▸ SET EXERCISE
Show all lines from the data that include the word "match".

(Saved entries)
☆ ☆ ☆ ☆ ☆ ☆ ☆
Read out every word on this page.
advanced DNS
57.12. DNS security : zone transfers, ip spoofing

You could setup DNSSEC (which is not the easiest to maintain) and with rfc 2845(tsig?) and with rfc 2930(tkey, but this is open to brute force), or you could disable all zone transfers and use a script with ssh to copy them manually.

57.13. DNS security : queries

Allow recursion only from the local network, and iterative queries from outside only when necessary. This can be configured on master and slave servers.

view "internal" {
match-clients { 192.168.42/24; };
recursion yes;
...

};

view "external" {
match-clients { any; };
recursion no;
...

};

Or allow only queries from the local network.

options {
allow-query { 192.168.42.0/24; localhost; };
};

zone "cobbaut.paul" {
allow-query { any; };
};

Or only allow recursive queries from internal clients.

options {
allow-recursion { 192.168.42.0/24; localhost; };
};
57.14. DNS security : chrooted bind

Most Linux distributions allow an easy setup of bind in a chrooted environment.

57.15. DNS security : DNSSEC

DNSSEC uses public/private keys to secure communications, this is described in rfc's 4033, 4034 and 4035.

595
☆ ☆ ☆ ☆ ☆ ☆ ☆
▸ THE REPLY
match-clients { 192.168.42/24; };
match-clients { any; };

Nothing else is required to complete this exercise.